Your instructions: Reproduce the records below exactly as they appear.

Data for processing:
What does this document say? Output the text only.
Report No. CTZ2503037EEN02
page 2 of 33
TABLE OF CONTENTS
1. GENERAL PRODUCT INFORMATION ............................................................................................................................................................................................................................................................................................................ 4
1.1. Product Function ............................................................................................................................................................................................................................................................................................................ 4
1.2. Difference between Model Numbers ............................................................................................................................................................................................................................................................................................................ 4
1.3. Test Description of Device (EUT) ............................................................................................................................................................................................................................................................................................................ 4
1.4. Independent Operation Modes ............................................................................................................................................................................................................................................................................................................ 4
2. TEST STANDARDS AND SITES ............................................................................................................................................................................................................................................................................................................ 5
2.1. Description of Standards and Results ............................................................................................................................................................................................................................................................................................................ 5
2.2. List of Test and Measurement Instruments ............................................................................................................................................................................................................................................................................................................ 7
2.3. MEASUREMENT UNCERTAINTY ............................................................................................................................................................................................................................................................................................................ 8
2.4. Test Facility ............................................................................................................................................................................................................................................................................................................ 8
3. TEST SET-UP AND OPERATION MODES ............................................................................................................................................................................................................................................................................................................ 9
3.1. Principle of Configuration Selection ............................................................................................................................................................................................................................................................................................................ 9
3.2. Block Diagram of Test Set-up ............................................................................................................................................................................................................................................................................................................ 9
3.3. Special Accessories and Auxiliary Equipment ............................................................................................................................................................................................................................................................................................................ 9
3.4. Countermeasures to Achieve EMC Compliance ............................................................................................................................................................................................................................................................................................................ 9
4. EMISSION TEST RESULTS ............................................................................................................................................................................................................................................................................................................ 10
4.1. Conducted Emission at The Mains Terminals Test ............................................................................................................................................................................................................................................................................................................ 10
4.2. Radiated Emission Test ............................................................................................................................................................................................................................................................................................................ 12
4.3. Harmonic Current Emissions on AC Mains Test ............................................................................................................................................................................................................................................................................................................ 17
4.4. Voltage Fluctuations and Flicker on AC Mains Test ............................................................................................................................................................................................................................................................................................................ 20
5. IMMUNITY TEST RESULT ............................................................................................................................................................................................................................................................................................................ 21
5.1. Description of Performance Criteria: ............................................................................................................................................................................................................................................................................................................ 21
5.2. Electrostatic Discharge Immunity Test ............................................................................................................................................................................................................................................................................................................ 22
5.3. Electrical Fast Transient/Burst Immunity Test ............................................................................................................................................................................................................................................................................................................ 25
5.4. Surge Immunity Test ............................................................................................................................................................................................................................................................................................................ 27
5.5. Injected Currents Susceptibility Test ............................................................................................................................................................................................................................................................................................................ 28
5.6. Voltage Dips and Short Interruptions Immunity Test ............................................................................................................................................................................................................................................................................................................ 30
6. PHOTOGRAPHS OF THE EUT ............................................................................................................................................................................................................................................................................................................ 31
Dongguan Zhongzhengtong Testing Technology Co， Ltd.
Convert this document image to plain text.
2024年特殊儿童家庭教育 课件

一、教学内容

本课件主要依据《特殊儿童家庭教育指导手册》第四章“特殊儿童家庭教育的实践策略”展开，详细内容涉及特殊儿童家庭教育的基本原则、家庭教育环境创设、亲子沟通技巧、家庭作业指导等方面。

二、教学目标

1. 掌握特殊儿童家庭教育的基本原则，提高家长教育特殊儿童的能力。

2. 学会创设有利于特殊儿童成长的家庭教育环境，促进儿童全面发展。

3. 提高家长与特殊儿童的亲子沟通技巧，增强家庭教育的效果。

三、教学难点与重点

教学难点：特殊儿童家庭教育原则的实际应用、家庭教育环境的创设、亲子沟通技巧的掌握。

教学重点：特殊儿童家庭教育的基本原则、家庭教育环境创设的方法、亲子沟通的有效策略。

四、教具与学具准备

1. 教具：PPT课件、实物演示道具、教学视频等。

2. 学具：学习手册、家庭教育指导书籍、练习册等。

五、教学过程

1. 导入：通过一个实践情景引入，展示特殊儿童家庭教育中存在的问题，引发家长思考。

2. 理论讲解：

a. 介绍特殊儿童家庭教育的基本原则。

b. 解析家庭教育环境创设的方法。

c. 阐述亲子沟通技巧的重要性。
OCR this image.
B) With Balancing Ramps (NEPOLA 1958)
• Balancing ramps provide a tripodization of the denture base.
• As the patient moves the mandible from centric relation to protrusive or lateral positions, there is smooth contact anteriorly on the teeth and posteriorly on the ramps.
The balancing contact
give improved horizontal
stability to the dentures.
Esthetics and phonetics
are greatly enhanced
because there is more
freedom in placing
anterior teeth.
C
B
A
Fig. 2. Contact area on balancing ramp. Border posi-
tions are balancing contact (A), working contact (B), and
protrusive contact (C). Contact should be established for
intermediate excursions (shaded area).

Correct response:
What does this document say? Output the text only.
Report No. CTZ2503037EEN02
page 2 of 33
TABLE OF CONTENTS
1. GENERAL PRODUCT INFORMATION ............................................................................................................................................................................................................................................................................................................ 4
1.1. Product Function ............................................................................................................................................................................................................................................................................................................ 4
1.2. Difference between Model Numbers ............................................................................................................................................................................................................................................................................................................ 4
1.3. Test Description of Device (EUT) ............................................................................................................................................................................................................................................................................................................ 4
1.4. Independent Operation Modes ............................................................................................................................................................................................................................................................................................................ 4
2. TEST STANDARDS AND SITES ............................................................................................................................................................................................................................................................................................................ 5
2.1. Description of Standards and Results ............................................................................................................................................................................................................................................................................................................ 5
2.2. List of Test and Measurement Instruments ............................................................................................................................................................................................................................................................................................................ 7
2.3. MEASUREMENT UNCERTAINTY ............................................................................................................................................................................................................................................................................................................ 8
2.4. Test Facility ............................................................................................................................................................................................................................................................................................................ 8
3. TEST SET-UP AND OPERATION MODES ............................................................................................................................................................................................................................................................................................................ 9
3.1. Principle of Configuration Selection ............................................................................................................................................................................................................................................................................................................ 9
3.2. Block Diagram of Test Set-up ............................................................................................................................................................................................................................................................................................................ 9
3.3. Special Accessories and Auxiliary Equipment ............................................................................................................................................................................................................................................................................................................ 9
3.4. Countermeasures to Achieve EMC Compliance ............................................................................................................................................................................................................................................................................................................ 9
4. EMISSION TEST RESULTS ............................................................................................................................................................................................................................................................................................................ 10
4.1. Conducted Emission at The Mains Terminals Test ............................................................................................................................................................................................................................................................................................................ 10
4.2. Radiated Emission Test ............................................................................................................................................................................................................................................................................................................ 12
4.3. Harmonic Current Emissions on AC Mains Test ............................................................................................................................................................................................................................................................................................................ 17
4.4. Voltage Fluctuations and Flicker on AC Mains Test ............................................................................................................................................................................................................................................................................................................ 20
5. IMMUNITY TEST RESULT ............................................................................................................................................................................................................................................................................................................ 21
5.1. Description of Performance Criteria: ............................................................................................................................................................................................................................................................................................................ 21
5.2. Electrostatic Discharge Immunity Test ............................................................................................................................................................................................................................................................................................................ 22
5.3. Electrical Fast Transient/Burst Immunity Test ............................................................................................................................................................................................................................................................................................................ 25
5.4. Surge Immunity Test ............................................................................................................................................................................................................................................................................................................ 27
5.5. Injected Currents Susceptibility Test ............................................................................................................................................................................................................................................................................................................ 28
5.6. Voltage Dips and Short Interruptions Immunity Test ............................................................................................................................................................................................................................................................................................................ 30
6. PHOTOGRAPHS OF THE EUT ............................................................................................................................................................................................................................................................................................................ 31
Dongguan Zhongzhengtong Testing Technology Co， Ltd.
Convert this document image to plain text.
2024年特殊儿童家庭教育 课件

一、教学内容

本课件主要依据《特殊儿童家庭教育指导手册》第四章“特殊儿童家庭教育的实践策略”展开，详细内容涉及特殊儿童家庭教育的基本原则、家庭教育环境创设、亲子沟通技巧、家庭作业指导等方面。

二、教学目标

1. 掌握特殊儿童家庭教育的基本原则，提高家长教育特殊儿童的能力。

2. 学会创设有利于特殊儿童成长的家庭教育环境，促进儿童全面发展。

3. 提高家长与特殊儿童的亲子沟通技巧，增强家庭教育的效果。

三、教学难点与重点

教学难点：特殊儿童家庭教育原则的实际应用、家庭教育环境的创设、亲子沟通技巧的掌握。

教学重点：特殊儿童家庭教育的基本原则、家庭教育环境创设的方法、亲子沟通的有效策略。

四、教具与学具准备

1. 教具：PPT课件、实物演示道具、教学视频等。

2. 学具：学习手册、家庭教育指导书籍、练习册等。

五、教学过程

1. 导入：通过一个实践情景引入，展示特殊儿童家庭教育中存在的问题，引发家长思考。

2. 理论讲解：

a. 介绍特殊儿童家庭教育的基本原则。

b. 解析家庭教育环境创设的方法。

c. 阐述亲子沟通技巧的重要性。
OCR this image.
B) With Balancing Ramps (NEPOLA 1958)
• Balancing ramps provide a tripodization of the denture base.
• As the patient moves the mandible from centric relation to protrusive or lateral positions, there is smooth contact anteriorly on the teeth and posteriorly on the ramps.
The balancing contact
give improved horizontal
stability to the dentures.
Esthetics and phonetics
are greatly enhanced
because there is more
freedom in placing
anterior teeth.
C
B
A
Fig. 2. Contact area on balancing ramp. Border posi-
tions are balancing contact (A), working contact (B), and
protrusive contact (C). Contact should be established for
intermediate excursions (shaded area).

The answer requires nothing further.